DIRECTIONS
The records below are to be copied word for word, with every picture left out.
***** RECORDS FOR PROCESSING
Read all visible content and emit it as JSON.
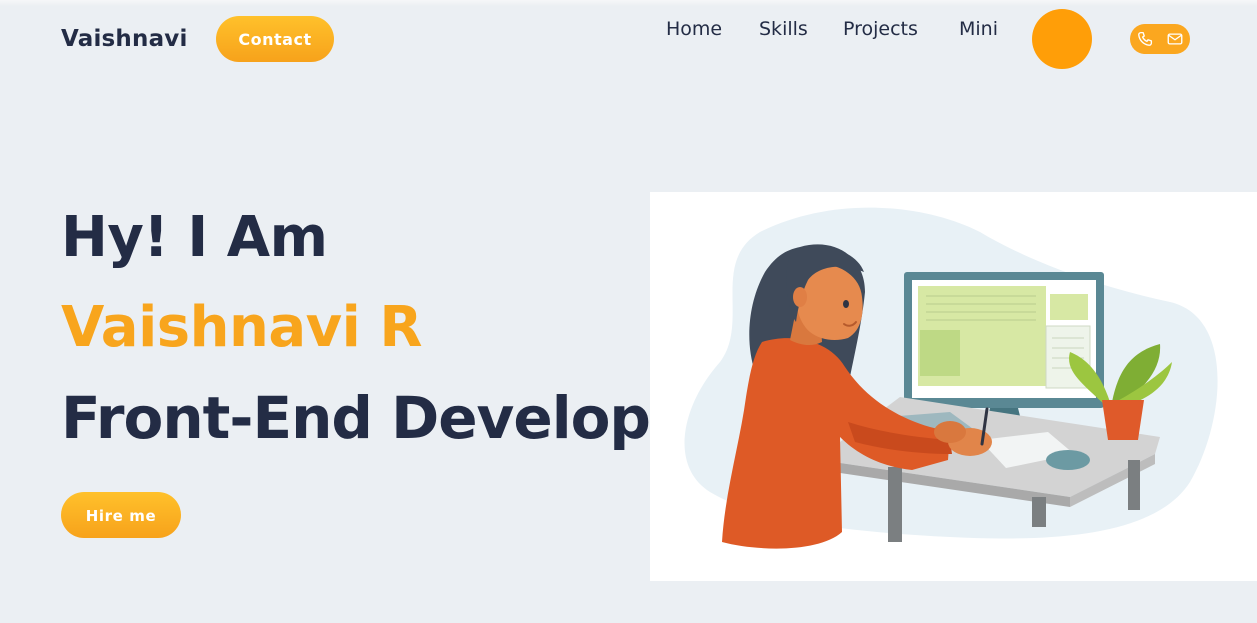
{
  "header": {
    "brand": "Vaishnavi",
    "contact_label": "Contact",
    "nav": [
      {
        "label": "Home"
      },
      {
        "label": "Skills"
      },
      {
        "label": "Projects"
      },
      {
        "label": "Mini"
      }
    ],
    "icons": [
      "phone-icon",
      "mail-icon"
    ]
  },
  "hero": {
    "greeting": "Hy! I Am",
    "name": "Vaishnavi R",
    "role": "Front-End Developer",
    "hire_label": "Hire me"
  },
  "colors": {
    "background": "#ebeff3",
    "accent": "#f8a51d",
    "text": "#232c45"
  }
}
**********
THE COMPLETED TASK
Read all visible content and emit it as JSON.
{
  "header": {
    "brand": "Vaishnavi",
    "contact_label": "Contact",
    "nav": [
      {
        "label": "Home"
      },
      {
        "label": "Skills"
      },
      {
        "label": "Projects"
      },
      {
        "label": "Mini"
      }
    ],
    "icons": [
      "phone-icon",
      "mail-icon"
    ]
  },
  "hero": {
    "greeting": "Hy! I Am",
    "name": "Vaishnavi R",
    "role": "Front-End Developer",
    "hire_label": "Hire me"
  },
  "colors": {
    "background": "#ebeff3",
    "accent": "#f8a51d",
    "text": "#232c45"
  }
}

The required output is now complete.